The problem:
Each record is to be transcribed exactly.
>> start
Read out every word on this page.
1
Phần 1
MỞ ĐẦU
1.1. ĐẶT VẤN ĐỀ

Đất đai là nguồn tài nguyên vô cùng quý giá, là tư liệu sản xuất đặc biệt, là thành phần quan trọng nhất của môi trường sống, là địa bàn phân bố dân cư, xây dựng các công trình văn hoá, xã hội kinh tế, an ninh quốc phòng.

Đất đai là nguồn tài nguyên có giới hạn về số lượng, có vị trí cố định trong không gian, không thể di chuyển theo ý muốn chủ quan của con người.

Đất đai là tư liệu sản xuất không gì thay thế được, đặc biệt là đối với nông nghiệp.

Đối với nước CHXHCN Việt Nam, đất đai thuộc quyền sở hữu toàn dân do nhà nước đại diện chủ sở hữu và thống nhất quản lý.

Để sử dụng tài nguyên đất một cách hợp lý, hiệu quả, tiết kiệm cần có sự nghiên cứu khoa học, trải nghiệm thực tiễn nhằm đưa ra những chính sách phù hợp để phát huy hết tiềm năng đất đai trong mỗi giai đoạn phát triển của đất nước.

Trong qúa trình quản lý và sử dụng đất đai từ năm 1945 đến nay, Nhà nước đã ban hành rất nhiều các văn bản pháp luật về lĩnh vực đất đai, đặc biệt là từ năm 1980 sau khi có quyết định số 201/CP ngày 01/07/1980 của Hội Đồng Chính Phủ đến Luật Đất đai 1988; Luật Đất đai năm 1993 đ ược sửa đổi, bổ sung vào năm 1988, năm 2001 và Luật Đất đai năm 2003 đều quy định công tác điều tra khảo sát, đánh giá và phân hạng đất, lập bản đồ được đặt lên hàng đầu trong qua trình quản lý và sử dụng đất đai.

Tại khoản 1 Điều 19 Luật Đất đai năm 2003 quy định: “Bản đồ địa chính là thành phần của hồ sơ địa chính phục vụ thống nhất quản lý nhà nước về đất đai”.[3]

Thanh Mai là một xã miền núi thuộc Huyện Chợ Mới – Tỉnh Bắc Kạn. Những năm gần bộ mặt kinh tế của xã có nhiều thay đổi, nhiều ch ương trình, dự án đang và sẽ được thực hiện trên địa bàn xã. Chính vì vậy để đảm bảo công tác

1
>> end
Answer to the exercise:
Read out every word on this page.
1
Phần 1
MỞ ĐẦU
1.1. ĐẶT VẤN ĐỀ

Đất đai là nguồn tài nguyên vô cùng quý giá, là tư liệu sản xuất đặc biệt, là thành phần quan trọng nhất của môi trường sống, là địa bàn phân bố dân cư, xây dựng các công trình văn hoá, xã hội kinh tế, an ninh quốc phòng.

Đất đai là nguồn tài nguyên có giới hạn về số lượng, có vị trí cố định trong không gian, không thể di chuyển theo ý muốn chủ quan của con người.

Đất đai là tư liệu sản xuất không gì thay thế được, đặc biệt là đối với nông nghiệp.

Đối với nước CHXHCN Việt Nam, đất đai thuộc quyền sở hữu toàn dân do nhà nước đại diện chủ sở hữu và thống nhất quản lý.

Để sử dụng tài nguyên đất một cách hợp lý, hiệu quả, tiết kiệm cần có sự nghiên cứu khoa học, trải nghiệm thực tiễn nhằm đưa ra những chính sách phù hợp để phát huy hết tiềm năng đất đai trong mỗi giai đoạn phát triển của đất nước.

Trong qúa trình quản lý và sử dụng đất đai từ năm 1945 đến nay, Nhà nước đã ban hành rất nhiều các văn bản pháp luật về lĩnh vực đất đai, đặc biệt là từ năm 1980 sau khi có quyết định số 201/CP ngày 01/07/1980 của Hội Đồng Chính Phủ đến Luật Đất đai 1988; Luật Đất đai năm 1993 đ ược sửa đổi, bổ sung vào năm 1988, năm 2001 và Luật Đất đai năm 2003 đều quy định công tác điều tra khảo sát, đánh giá và phân hạng đất, lập bản đồ được đặt lên hàng đầu trong qua trình quản lý và sử dụng đất đai.

Tại khoản 1 Điều 19 Luật Đất đai năm 2003 quy định: “Bản đồ địa chính là thành phần của hồ sơ địa chính phục vụ thống nhất quản lý nhà nước về đất đai”.[3]

Thanh Mai là một xã miền núi thuộc Huyện Chợ Mới – Tỉnh Bắc Kạn. Những năm gần bộ mặt kinh tế của xã có nhiều thay đổi, nhiều ch ương trình, dự án đang và sẽ được thực hiện trên địa bàn xã. Chính vì vậy để đảm bảo công tác

1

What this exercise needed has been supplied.